Copy the full set of lines exactly as given.

— START OF GIVEN RECORDS —

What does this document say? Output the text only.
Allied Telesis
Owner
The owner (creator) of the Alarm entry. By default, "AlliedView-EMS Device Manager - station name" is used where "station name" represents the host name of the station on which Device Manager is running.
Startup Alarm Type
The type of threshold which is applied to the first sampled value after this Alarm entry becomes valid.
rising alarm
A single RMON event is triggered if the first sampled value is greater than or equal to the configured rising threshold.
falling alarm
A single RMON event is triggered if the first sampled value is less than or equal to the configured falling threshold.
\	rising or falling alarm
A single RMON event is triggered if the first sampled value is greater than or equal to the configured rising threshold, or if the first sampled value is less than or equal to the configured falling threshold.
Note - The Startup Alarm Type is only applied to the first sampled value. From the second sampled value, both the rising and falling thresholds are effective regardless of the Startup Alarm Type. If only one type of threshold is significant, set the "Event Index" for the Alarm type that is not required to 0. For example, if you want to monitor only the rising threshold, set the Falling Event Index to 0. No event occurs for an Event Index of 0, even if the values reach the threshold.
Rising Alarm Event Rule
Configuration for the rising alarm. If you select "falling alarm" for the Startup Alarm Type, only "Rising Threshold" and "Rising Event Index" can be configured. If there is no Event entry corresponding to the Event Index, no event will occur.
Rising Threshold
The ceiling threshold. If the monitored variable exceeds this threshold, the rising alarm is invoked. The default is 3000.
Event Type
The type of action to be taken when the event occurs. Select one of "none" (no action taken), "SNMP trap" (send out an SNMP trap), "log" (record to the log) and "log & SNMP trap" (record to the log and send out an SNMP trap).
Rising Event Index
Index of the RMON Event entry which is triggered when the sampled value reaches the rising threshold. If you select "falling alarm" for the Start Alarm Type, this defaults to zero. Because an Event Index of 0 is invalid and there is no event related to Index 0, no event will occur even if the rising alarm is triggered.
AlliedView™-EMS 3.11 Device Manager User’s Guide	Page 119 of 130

— END OF GIVEN RECORDS —

*SOLUTION TO THIS PROBLEM:*
What does this document say? Output the text only.
Allied Telesis
Owner
The owner (creator) of the Alarm entry. By default, "AlliedView-EMS Device Manager - station name" is used where "station name" represents the host name of the station on which Device Manager is running.
Startup Alarm Type
The type of threshold which is applied to the first sampled value after this Alarm entry becomes valid.
rising alarm
A single RMON event is triggered if the first sampled value is greater than or equal to the configured rising threshold.
falling alarm
A single RMON event is triggered if the first sampled value is less than or equal to the configured falling threshold.
\	rising or falling alarm
A single RMON event is triggered if the first sampled value is greater than or equal to the configured rising threshold, or if the first sampled value is less than or equal to the configured falling threshold.
Note - The Startup Alarm Type is only applied to the first sampled value. From the second sampled value, both the rising and falling thresholds are effective regardless of the Startup Alarm Type. If only one type of threshold is significant, set the "Event Index" for the Alarm type that is not required to 0. For example, if you want to monitor only the rising threshold, set the Falling Event Index to 0. No event occurs for an Event Index of 0, even if the values reach the threshold.
Rising Alarm Event Rule
Configuration for the rising alarm. If you select "falling alarm" for the Startup Alarm Type, only "Rising Threshold" and "Rising Event Index" can be configured. If there is no Event entry corresponding to the Event Index, no event will occur.
Rising Threshold
The ceiling threshold. If the monitored variable exceeds this threshold, the rising alarm is invoked. The default is 3000.
Event Type
The type of action to be taken when the event occurs. Select one of "none" (no action taken), "SNMP trap" (send out an SNMP trap), "log" (record to the log) and "log & SNMP trap" (record to the log and send out an SNMP trap).
Rising Event Index
Index of the RMON Event entry which is triggered when the sampled value reaches the rising threshold. If you select "falling alarm" for the Start Alarm Type, this defaults to zero. Because an Event Index of 0 is invalid and there is no event related to Index 0, no event will occur even if the rising alarm is triggered.
AlliedView™-EMS 3.11 Device Manager User’s Guide	Page 119 of 130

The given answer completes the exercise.